Reproduce every line of the material below word for word, without changing anything.

### Items listed in a dataset:

============================================================

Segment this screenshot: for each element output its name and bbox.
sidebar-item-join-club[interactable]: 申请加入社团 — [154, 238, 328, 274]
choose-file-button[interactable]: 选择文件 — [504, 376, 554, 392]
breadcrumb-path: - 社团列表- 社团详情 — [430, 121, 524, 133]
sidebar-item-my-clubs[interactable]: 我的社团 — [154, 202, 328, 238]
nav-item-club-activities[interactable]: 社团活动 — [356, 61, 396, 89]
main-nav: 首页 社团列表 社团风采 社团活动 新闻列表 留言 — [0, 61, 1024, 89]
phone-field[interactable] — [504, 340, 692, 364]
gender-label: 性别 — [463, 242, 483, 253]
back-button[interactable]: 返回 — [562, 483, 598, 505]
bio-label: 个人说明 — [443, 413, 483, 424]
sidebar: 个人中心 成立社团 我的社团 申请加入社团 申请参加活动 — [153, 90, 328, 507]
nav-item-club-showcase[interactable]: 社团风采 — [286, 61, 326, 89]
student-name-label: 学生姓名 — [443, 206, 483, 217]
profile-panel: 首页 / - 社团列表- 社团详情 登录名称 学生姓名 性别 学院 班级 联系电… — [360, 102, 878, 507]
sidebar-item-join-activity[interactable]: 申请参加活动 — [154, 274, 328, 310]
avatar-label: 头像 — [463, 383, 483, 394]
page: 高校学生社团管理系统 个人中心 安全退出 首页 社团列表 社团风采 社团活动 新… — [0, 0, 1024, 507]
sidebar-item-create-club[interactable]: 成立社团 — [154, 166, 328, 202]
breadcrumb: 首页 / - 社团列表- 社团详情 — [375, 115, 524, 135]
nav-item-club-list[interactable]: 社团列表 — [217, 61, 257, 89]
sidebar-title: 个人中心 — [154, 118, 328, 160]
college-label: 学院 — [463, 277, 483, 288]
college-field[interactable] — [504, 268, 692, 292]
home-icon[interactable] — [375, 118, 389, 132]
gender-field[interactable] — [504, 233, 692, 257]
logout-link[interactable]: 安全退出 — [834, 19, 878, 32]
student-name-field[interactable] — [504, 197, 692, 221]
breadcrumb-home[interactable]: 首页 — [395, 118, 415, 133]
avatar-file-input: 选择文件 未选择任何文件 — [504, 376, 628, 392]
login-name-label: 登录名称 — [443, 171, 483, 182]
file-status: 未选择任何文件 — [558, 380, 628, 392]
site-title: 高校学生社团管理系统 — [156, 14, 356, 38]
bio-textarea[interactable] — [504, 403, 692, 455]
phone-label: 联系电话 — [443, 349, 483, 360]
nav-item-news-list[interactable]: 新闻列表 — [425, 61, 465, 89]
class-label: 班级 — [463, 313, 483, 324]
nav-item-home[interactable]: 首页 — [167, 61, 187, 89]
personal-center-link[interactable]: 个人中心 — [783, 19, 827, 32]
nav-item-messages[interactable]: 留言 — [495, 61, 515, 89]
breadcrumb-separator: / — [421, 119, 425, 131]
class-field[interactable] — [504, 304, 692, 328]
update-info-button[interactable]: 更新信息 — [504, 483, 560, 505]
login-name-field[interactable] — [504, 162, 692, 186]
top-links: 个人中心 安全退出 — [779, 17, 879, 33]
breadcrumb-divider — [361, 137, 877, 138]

============================================================

### Result of the exercise:
Segment this screenshot: for each element output its name and bbox.
sidebar-item-join-club[interactable]: 申请加入社团 — [154, 238, 328, 274]
choose-file-button[interactable]: 选择文件 — [504, 376, 554, 392]
breadcrumb-path: - 社团列表- 社团详情 — [430, 121, 524, 133]
sidebar-item-my-clubs[interactable]: 我的社团 — [154, 202, 328, 238]
nav-item-club-activities[interactable]: 社团活动 — [356, 61, 396, 89]
main-nav: 首页 社团列表 社团风采 社团活动 新闻列表 留言 — [0, 61, 1024, 89]
phone-field[interactable] — [504, 340, 692, 364]
gender-label: 性别 — [463, 242, 483, 253]
back-button[interactable]: 返回 — [562, 483, 598, 505]
bio-label: 个人说明 — [443, 413, 483, 424]
sidebar: 个人中心 成立社团 我的社团 申请加入社团 申请参加活动 — [153, 90, 328, 507]
nav-item-club-showcase[interactable]: 社团风采 — [286, 61, 326, 89]
student-name-label: 学生姓名 — [443, 206, 483, 217]
profile-panel: 首页 / - 社团列表- 社团详情 登录名称 学生姓名 性别 学院 班级 联系电… — [360, 102, 878, 507]
sidebar-item-join-activity[interactable]: 申请参加活动 — [154, 274, 328, 310]
avatar-label: 头像 — [463, 383, 483, 394]
page: 高校学生社团管理系统 个人中心 安全退出 首页 社团列表 社团风采 社团活动 新… — [0, 0, 1024, 507]
sidebar-item-create-club[interactable]: 成立社团 — [154, 166, 328, 202]
breadcrumb: 首页 / - 社团列表- 社团详情 — [375, 115, 524, 135]
nav-item-club-list[interactable]: 社团列表 — [217, 61, 257, 89]
sidebar-title: 个人中心 — [154, 118, 328, 160]
college-label: 学院 — [463, 277, 483, 288]
college-field[interactable] — [504, 268, 692, 292]
home-icon[interactable] — [375, 118, 389, 132]
gender-field[interactable] — [504, 233, 692, 257]
logout-link[interactable]: 安全退出 — [834, 19, 878, 32]
student-name-field[interactable] — [504, 197, 692, 221]
breadcrumb-home[interactable]: 首页 — [395, 118, 415, 133]
avatar-file-input: 选择文件 未选择任何文件 — [504, 376, 628, 392]
login-name-label: 登录名称 — [443, 171, 483, 182]
file-status: 未选择任何文件 — [558, 380, 628, 392]
site-title: 高校学生社团管理系统 — [156, 14, 356, 38]
bio-textarea[interactable] — [504, 403, 692, 455]
phone-label: 联系电话 — [443, 349, 483, 360]
nav-item-news-list[interactable]: 新闻列表 — [425, 61, 465, 89]
class-label: 班级 — [463, 313, 483, 324]
nav-item-home[interactable]: 首页 — [167, 61, 187, 89]
personal-center-link[interactable]: 个人中心 — [783, 19, 827, 32]
nav-item-messages[interactable]: 留言 — [495, 61, 515, 89]
breadcrumb-separator: / — [421, 119, 425, 131]
class-field[interactable] — [504, 304, 692, 328]
update-info-button[interactable]: 更新信息 — [504, 483, 560, 505]
login-name-field[interactable] — [504, 162, 692, 186]
top-links: 个人中心 安全退出 — [779, 17, 879, 33]
breadcrumb-divider — [361, 137, 877, 138]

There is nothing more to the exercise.